Data supplied
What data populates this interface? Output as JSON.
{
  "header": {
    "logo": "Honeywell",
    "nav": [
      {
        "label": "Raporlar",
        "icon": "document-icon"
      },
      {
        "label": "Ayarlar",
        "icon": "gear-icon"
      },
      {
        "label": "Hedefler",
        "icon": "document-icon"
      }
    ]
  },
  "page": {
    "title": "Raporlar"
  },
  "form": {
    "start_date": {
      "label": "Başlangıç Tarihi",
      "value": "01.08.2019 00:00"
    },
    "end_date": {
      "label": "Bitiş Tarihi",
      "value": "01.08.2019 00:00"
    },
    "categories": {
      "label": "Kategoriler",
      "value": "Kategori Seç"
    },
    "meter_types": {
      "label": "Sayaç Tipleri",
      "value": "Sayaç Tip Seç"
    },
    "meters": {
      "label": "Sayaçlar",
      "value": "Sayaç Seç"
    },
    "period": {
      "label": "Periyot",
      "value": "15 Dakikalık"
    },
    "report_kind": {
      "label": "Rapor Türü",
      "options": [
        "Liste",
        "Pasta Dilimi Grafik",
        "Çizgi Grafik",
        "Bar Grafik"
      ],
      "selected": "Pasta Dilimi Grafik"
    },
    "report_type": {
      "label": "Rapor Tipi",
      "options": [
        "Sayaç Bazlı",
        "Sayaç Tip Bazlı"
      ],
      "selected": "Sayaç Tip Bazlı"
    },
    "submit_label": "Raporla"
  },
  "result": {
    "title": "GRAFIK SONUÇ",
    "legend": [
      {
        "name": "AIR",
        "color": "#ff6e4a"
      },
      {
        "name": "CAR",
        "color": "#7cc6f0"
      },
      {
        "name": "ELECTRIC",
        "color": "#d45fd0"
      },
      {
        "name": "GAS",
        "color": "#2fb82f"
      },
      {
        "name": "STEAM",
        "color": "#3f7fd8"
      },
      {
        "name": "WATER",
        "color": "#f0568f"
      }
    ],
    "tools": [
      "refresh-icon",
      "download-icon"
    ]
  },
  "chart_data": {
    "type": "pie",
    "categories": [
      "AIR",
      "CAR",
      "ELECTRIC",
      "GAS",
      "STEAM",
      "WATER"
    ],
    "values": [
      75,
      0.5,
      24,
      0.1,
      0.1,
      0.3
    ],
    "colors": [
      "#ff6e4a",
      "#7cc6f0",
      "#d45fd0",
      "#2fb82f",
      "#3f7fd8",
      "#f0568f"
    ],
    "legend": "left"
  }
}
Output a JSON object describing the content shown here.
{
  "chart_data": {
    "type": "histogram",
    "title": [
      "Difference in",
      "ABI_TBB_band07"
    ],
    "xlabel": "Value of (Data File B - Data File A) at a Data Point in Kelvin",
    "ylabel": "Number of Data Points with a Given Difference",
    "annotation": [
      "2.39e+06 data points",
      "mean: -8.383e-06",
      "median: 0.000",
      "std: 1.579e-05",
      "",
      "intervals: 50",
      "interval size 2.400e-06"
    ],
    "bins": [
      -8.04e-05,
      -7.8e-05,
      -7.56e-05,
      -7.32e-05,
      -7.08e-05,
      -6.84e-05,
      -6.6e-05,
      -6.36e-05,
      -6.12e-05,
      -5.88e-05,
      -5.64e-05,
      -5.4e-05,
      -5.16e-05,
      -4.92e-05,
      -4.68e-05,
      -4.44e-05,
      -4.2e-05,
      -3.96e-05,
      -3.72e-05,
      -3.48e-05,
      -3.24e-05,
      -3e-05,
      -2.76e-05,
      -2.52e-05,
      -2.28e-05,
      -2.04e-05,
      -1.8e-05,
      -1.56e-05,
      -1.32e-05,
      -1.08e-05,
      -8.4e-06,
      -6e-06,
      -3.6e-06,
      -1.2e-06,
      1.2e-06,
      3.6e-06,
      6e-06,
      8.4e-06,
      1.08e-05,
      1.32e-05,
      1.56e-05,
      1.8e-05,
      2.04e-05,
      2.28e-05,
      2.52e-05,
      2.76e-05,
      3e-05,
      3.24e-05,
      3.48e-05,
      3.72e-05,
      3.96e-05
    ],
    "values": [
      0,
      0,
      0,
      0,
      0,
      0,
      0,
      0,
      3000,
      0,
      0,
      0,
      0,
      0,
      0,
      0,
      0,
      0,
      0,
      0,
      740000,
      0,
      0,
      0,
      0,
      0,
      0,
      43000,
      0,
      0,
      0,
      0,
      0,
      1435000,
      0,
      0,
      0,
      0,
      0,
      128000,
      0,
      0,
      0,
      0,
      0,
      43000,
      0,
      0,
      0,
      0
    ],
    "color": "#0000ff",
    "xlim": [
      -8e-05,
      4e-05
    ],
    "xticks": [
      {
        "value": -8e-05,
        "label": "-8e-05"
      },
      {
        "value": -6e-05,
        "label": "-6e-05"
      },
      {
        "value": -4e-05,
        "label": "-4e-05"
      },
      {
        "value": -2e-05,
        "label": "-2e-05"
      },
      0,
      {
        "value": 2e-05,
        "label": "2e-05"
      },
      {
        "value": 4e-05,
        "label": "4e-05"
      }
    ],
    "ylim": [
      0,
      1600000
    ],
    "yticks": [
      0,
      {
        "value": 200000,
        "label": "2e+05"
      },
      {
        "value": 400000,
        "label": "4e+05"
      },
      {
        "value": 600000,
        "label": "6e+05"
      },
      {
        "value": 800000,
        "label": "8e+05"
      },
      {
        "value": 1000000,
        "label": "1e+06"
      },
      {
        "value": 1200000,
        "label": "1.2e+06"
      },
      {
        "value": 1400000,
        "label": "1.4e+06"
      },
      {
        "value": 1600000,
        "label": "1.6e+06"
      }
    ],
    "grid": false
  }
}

Your instructions
The records above should all be quoted exactly, please.

Expected answer
What data populates this interface? Output as JSON.
{
  "header": {
    "logo": "Honeywell",
    "nav": [
      {
        "label": "Raporlar",
        "icon": "document-icon"
      },
      {
        "label": "Ayarlar",
        "icon": "gear-icon"
      },
      {
        "label": "Hedefler",
        "icon": "document-icon"
      }
    ]
  },
  "page": {
    "title": "Raporlar"
  },
  "form": {
    "start_date": {
      "label": "Başlangıç Tarihi",
      "value": "01.08.2019 00:00"
    },
    "end_date": {
      "label": "Bitiş Tarihi",
      "value": "01.08.2019 00:00"
    },
    "categories": {
      "label": "Kategoriler",
      "value": "Kategori Seç"
    },
    "meter_types": {
      "label": "Sayaç Tipleri",
      "value": "Sayaç Tip Seç"
    },
    "meters": {
      "label": "Sayaçlar",
      "value": "Sayaç Seç"
    },
    "period": {
      "label": "Periyot",
      "value": "15 Dakikalık"
    },
    "report_kind": {
      "label": "Rapor Türü",
      "options": [
        "Liste",
        "Pasta Dilimi Grafik",
        "Çizgi Grafik",
        "Bar Grafik"
      ],
      "selected": "Pasta Dilimi Grafik"
    },
    "report_type": {
      "label": "Rapor Tipi",
      "options": [
        "Sayaç Bazlı",
        "Sayaç Tip Bazlı"
      ],
      "selected": "Sayaç Tip Bazlı"
    },
    "submit_label": "Raporla"
  },
  "result": {
    "title": "GRAFIK SONUÇ",
    "legend": [
      {
        "name": "AIR",
        "color": "#ff6e4a"
      },
      {
        "name": "CAR",
        "color": "#7cc6f0"
      },
      {
        "name": "ELECTRIC",
        "color": "#d45fd0"
      },
      {
        "name": "GAS",
        "color": "#2fb82f"
      },
      {
        "name": "STEAM",
        "color": "#3f7fd8"
      },
      {
        "name": "WATER",
        "color": "#f0568f"
      }
    ],
    "tools": [
      "refresh-icon",
      "download-icon"
    ]
  },
  "chart_data": {
    "type": "pie",
    "categories": [
      "AIR",
      "CAR",
      "ELECTRIC",
      "GAS",
      "STEAM",
      "WATER"
    ],
    "values": [
      75,
      0.5,
      24,
      0.1,
      0.1,
      0.3
    ],
    "colors": [
      "#ff6e4a",
      "#7cc6f0",
      "#d45fd0",
      "#2fb82f",
      "#3f7fd8",
      "#f0568f"
    ],
    "legend": "left"
  }
}
Output a JSON object describing the content shown here.
{
  "chart_data": {
    "type": "histogram",
    "title": [
      "Difference in",
      "ABI_TBB_band07"
    ],
    "xlabel": "Value of (Data File B - Data File A) at a Data Point in Kelvin",
    "ylabel": "Number of Data Points with a Given Difference",
    "annotation": [
      "2.39e+06 data points",
      "mean: -8.383e-06",
      "median: 0.000",
      "std: 1.579e-05",
      "",
      "intervals: 50",
      "interval size 2.400e-06"
    ],
    "bins": [
      -8.04e-05,
      -7.8e-05,
      -7.56e-05,
      -7.32e-05,
      -7.08e-05,
      -6.84e-05,
      -6.6e-05,
      -6.36e-05,
      -6.12e-05,
      -5.88e-05,
      -5.64e-05,
      -5.4e-05,
      -5.16e-05,
      -4.92e-05,
      -4.68e-05,
      -4.44e-05,
      -4.2e-05,
      -3.96e-05,
      -3.72e-05,
      -3.48e-05,
      -3.24e-05,
      -3e-05,
      -2.76e-05,
      -2.52e-05,
      -2.28e-05,
      -2.04e-05,
      -1.8e-05,
      -1.56e-05,
      -1.32e-05,
      -1.08e-05,
      -8.4e-06,
      -6e-06,
      -3.6e-06,
      -1.2e-06,
      1.2e-06,
      3.6e-06,
      6e-06,
      8.4e-06,
      1.08e-05,
      1.32e-05,
      1.56e-05,
      1.8e-05,
      2.04e-05,
      2.28e-05,
      2.52e-05,
      2.76e-05,
      3e-05,
      3.24e-05,
      3.48e-05,
      3.72e-05,
      3.96e-05
    ],
    "values": [
      0,
      0,
      0,
      0,
      0,
      0,
      0,
      0,
      3000,
      0,
      0,
      0,
      0,
      0,
      0,
      0,
      0,
      0,
      0,
      0,
      740000,
      0,
      0,
      0,
      0,
      0,
      0,
      43000,
      0,
      0,
      0,
      0,
      0,
      1435000,
      0,
      0,
      0,
      0,
      0,
      128000,
      0,
      0,
      0,
      0,
      0,
      43000,
      0,
      0,
      0,
      0
    ],
    "color": "#0000ff",
    "xlim": [
      -8e-05,
      4e-05
    ],
    "xticks": [
      {
        "value": -8e-05,
        "label": "-8e-05"
      },
      {
        "value": -6e-05,
        "label": "-6e-05"
      },
      {
        "value": -4e-05,
        "label": "-4e-05"
      },
      {
        "value": -2e-05,
        "label": "-2e-05"
      },
      0,
      {
        "value": 2e-05,
        "label": "2e-05"
      },
      {
        "value": 4e-05,
        "label": "4e-05"
      }
    ],
    "ylim": [
      0,
      1600000
    ],
    "yticks": [
      0,
      {
        "value": 200000,
        "label": "2e+05"
      },
      {
        "value": 400000,
        "label": "4e+05"
      },
      {
        "value": 600000,
        "label": "6e+05"
      },
      {
        "value": 800000,
        "label": "8e+05"
      },
      {
        "value": 1000000,
        "label": "1e+06"
      },
      {
        "value": 1200000,
        "label": "1.2e+06"
      },
      {
        "value": 1400000,
        "label": "1.4e+06"
      },
      {
        "value": 1600000,
        "label": "1.6e+06"
      }
    ],
    "grid": false
  }
}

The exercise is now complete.